▶ **DIRECTION**:
Copy each entry as it stands, leaving nothing out.

▶ **TASK INPUTS**:
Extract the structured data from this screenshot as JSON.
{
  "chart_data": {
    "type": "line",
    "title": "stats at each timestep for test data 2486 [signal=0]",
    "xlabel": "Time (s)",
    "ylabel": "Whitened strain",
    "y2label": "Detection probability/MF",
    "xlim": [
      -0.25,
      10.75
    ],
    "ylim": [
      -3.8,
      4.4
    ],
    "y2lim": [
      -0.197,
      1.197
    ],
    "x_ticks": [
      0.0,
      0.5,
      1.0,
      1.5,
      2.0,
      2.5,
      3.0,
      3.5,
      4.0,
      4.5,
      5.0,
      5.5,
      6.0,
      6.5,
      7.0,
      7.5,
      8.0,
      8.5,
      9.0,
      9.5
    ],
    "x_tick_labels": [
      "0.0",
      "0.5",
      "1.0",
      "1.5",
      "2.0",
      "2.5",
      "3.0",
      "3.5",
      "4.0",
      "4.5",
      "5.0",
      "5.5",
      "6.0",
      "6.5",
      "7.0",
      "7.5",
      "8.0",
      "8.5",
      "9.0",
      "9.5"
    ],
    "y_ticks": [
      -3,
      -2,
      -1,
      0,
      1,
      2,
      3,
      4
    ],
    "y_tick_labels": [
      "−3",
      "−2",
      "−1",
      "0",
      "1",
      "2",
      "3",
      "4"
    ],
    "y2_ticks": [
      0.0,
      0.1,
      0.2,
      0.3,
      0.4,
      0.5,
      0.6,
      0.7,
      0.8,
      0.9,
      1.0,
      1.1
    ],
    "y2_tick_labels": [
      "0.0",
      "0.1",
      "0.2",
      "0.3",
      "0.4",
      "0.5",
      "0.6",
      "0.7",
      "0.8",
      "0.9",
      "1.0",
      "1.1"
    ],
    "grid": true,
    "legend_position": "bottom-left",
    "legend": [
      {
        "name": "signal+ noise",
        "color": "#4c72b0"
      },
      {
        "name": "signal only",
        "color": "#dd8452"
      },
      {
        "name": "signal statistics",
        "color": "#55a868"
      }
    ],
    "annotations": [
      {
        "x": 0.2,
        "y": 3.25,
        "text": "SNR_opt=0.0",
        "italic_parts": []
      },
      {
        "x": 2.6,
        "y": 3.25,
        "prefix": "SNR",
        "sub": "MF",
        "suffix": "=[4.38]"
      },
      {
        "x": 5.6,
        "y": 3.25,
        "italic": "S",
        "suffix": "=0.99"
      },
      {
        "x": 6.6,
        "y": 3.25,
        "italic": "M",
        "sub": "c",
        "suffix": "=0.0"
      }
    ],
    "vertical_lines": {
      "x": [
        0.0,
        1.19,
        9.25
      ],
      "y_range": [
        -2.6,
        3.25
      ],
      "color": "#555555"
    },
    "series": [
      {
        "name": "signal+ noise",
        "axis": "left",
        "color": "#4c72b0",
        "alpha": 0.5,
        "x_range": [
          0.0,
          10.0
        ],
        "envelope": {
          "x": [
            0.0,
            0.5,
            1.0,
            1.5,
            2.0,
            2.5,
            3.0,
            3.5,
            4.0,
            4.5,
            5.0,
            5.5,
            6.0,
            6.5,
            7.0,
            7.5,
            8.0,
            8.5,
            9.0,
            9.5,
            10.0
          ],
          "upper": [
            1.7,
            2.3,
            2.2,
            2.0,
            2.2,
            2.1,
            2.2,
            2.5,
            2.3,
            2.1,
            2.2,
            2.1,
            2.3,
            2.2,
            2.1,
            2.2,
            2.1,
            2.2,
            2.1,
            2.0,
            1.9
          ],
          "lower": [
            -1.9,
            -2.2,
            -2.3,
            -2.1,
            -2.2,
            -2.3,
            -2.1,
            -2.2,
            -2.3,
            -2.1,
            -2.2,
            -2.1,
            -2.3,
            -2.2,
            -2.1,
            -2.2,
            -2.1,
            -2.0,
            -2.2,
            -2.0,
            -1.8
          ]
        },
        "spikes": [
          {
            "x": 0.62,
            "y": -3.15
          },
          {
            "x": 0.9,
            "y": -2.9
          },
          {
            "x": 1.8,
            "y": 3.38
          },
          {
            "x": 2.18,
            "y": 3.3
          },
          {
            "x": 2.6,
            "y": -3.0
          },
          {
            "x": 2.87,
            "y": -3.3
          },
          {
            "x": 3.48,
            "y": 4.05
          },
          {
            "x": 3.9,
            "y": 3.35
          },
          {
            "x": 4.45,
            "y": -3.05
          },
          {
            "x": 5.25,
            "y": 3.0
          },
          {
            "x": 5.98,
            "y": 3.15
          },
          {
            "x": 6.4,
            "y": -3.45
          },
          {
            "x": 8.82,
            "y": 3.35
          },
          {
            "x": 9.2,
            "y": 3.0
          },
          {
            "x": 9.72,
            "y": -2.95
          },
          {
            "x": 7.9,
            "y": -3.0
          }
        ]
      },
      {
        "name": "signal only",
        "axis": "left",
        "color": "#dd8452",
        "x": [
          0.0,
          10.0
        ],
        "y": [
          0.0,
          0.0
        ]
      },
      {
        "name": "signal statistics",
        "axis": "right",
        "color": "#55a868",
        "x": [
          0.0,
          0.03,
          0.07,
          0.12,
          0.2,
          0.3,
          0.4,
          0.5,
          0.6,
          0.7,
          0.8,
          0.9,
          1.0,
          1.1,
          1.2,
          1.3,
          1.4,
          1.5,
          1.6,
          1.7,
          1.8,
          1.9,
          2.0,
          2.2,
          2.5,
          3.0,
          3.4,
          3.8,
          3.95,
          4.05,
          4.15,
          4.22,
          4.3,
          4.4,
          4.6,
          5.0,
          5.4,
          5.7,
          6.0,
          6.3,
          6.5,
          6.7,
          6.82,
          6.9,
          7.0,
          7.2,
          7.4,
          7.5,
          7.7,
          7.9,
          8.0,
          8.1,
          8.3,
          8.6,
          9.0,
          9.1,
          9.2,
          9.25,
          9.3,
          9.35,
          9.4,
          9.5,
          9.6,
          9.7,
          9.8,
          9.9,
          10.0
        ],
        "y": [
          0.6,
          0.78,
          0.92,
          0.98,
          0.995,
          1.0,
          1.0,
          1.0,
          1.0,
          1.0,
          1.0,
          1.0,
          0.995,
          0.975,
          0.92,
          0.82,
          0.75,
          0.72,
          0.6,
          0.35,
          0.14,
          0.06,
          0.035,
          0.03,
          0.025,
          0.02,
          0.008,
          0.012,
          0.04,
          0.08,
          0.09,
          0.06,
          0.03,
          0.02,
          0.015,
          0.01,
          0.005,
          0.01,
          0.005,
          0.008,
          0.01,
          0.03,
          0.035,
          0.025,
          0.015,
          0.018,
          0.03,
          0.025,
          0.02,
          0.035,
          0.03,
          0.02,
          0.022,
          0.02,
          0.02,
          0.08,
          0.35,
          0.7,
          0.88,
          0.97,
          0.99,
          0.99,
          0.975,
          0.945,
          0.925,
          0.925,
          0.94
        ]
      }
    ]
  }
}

▶ **WORKED SOLUTION**:
Extract the structured data from this screenshot as JSON.
{
  "chart_data": {
    "type": "line",
    "title": "stats at each timestep for test data 2486 [signal=0]",
    "xlabel": "Time (s)",
    "ylabel": "Whitened strain",
    "y2label": "Detection probability/MF",
    "xlim": [
      -0.25,
      10.75
    ],
    "ylim": [
      -3.8,
      4.4
    ],
    "y2lim": [
      -0.197,
      1.197
    ],
    "x_ticks": [
      0.0,
      0.5,
      1.0,
      1.5,
      2.0,
      2.5,
      3.0,
      3.5,
      4.0,
      4.5,
      5.0,
      5.5,
      6.0,
      6.5,
      7.0,
      7.5,
      8.0,
      8.5,
      9.0,
      9.5
    ],
    "x_tick_labels": [
      "0.0",
      "0.5",
      "1.0",
      "1.5",
      "2.0",
      "2.5",
      "3.0",
      "3.5",
      "4.0",
      "4.5",
      "5.0",
      "5.5",
      "6.0",
      "6.5",
      "7.0",
      "7.5",
      "8.0",
      "8.5",
      "9.0",
      "9.5"
    ],
    "y_ticks": [
      -3,
      -2,
      -1,
      0,
      1,
      2,
      3,
      4
    ],
    "y_tick_labels": [
      "−3",
      "−2",
      "−1",
      "0",
      "1",
      "2",
      "3",
      "4"
    ],
    "y2_ticks": [
      0.0,
      0.1,
      0.2,
      0.3,
      0.4,
      0.5,
      0.6,
      0.7,
      0.8,
      0.9,
      1.0,
      1.1
    ],
    "y2_tick_labels": [
      "0.0",
      "0.1",
      "0.2",
      "0.3",
      "0.4",
      "0.5",
      "0.6",
      "0.7",
      "0.8",
      "0.9",
      "1.0",
      "1.1"
    ],
    "grid": true,
    "legend_position": "bottom-left",
    "legend": [
      {
        "name": "signal+ noise",
        "color": "#4c72b0"
      },
      {
        "name": "signal only",
        "color": "#dd8452"
      },
      {
        "name": "signal statistics",
        "color": "#55a868"
      }
    ],
    "annotations": [
      {
        "x": 0.2,
        "y": 3.25,
        "text": "SNR_opt=0.0",
        "italic_parts": []
      },
      {
        "x": 2.6,
        "y": 3.25,
        "prefix": "SNR",
        "sub": "MF",
        "suffix": "=[4.38]"
      },
      {
        "x": 5.6,
        "y": 3.25,
        "italic": "S",
        "suffix": "=0.99"
      },
      {
        "x": 6.6,
        "y": 3.25,
        "italic": "M",
        "sub": "c",
        "suffix": "=0.0"
      }
    ],
    "vertical_lines": {
      "x": [
        0.0,
        1.19,
        9.25
      ],
      "y_range": [
        -2.6,
        3.25
      ],
      "color": "#555555"
    },
    "series": [
      {
        "name": "signal+ noise",
        "axis": "left",
        "color": "#4c72b0",
        "alpha": 0.5,
        "x_range": [
          0.0,
          10.0
        ],
        "envelope": {
          "x": [
            0.0,
            0.5,
            1.0,
            1.5,
            2.0,
            2.5,
            3.0,
            3.5,
            4.0,
            4.5,
            5.0,
            5.5,
            6.0,
            6.5,
            7.0,
            7.5,
            8.0,
            8.5,
            9.0,
            9.5,
            10.0
          ],
          "upper": [
            1.7,
            2.3,
            2.2,
            2.0,
            2.2,
            2.1,
            2.2,
            2.5,
            2.3,
            2.1,
            2.2,
            2.1,
            2.3,
            2.2,
            2.1,
            2.2,
            2.1,
            2.2,
            2.1,
            2.0,
            1.9
          ],
          "lower": [
            -1.9,
            -2.2,
            -2.3,
            -2.1,
            -2.2,
            -2.3,
            -2.1,
            -2.2,
            -2.3,
            -2.1,
            -2.2,
            -2.1,
            -2.3,
            -2.2,
            -2.1,
            -2.2,
            -2.1,
            -2.0,
            -2.2,
            -2.0,
            -1.8
          ]
        },
        "spikes": [
          {
            "x": 0.62,
            "y": -3.15
          },
          {
            "x": 0.9,
            "y": -2.9
          },
          {
            "x": 1.8,
            "y": 3.38
          },
          {
            "x": 2.18,
            "y": 3.3
          },
          {
            "x": 2.6,
            "y": -3.0
          },
          {
            "x": 2.87,
            "y": -3.3
          },
          {
            "x": 3.48,
            "y": 4.05
          },
          {
            "x": 3.9,
            "y": 3.35
          },
          {
            "x": 4.45,
            "y": -3.05
          },
          {
            "x": 5.25,
            "y": 3.0
          },
          {
            "x": 5.98,
            "y": 3.15
          },
          {
            "x": 6.4,
            "y": -3.45
          },
          {
            "x": 8.82,
            "y": 3.35
          },
          {
            "x": 9.2,
            "y": 3.0
          },
          {
            "x": 9.72,
            "y": -2.95
          },
          {
            "x": 7.9,
            "y": -3.0
          }
        ]
      },
      {
        "name": "signal only",
        "axis": "left",
        "color": "#dd8452",
        "x": [
          0.0,
          10.0
        ],
        "y": [
          0.0,
          0.0
        ]
      },
      {
        "name": "signal statistics",
        "axis": "right",
        "color": "#55a868",
        "x": [
          0.0,
          0.03,
          0.07,
          0.12,
          0.2,
          0.3,
          0.4,
          0.5,
          0.6,
          0.7,
          0.8,
          0.9,
          1.0,
          1.1,
          1.2,
          1.3,
          1.4,
          1.5,
          1.6,
          1.7,
          1.8,
          1.9,
          2.0,
          2.2,
          2.5,
          3.0,
          3.4,
          3.8,
          3.95,
          4.05,
          4.15,
          4.22,
          4.3,
          4.4,
          4.6,
          5.0,
          5.4,
          5.7,
          6.0,
          6.3,
          6.5,
          6.7,
          6.82,
          6.9,
          7.0,
          7.2,
          7.4,
          7.5,
          7.7,
          7.9,
          8.0,
          8.1,
          8.3,
          8.6,
          9.0,
          9.1,
          9.2,
          9.25,
          9.3,
          9.35,
          9.4,
          9.5,
          9.6,
          9.7,
          9.8,
          9.9,
          10.0
        ],
        "y": [
          0.6,
          0.78,
          0.92,
          0.98,
          0.995,
          1.0,
          1.0,
          1.0,
          1.0,
          1.0,
          1.0,
          1.0,
          0.995,
          0.975,
          0.92,
          0.82,
          0.75,
          0.72,
          0.6,
          0.35,
          0.14,
          0.06,
          0.035,
          0.03,
          0.025,
          0.02,
          0.008,
          0.012,
          0.04,
          0.08,
          0.09,
          0.06,
          0.03,
          0.02,
          0.015,
          0.01,
          0.005,
          0.01,
          0.005,
          0.008,
          0.01,
          0.03,
          0.035,
          0.025,
          0.015,
          0.018,
          0.03,
          0.025,
          0.02,
          0.035,
          0.03,
          0.02,
          0.022,
          0.02,
          0.02,
          0.08,
          0.35,
          0.7,
          0.88,
          0.97,
          0.99,
          0.99,
          0.975,
          0.945,
          0.925,
          0.925,
          0.94
        ]
      }
    ]
  }
}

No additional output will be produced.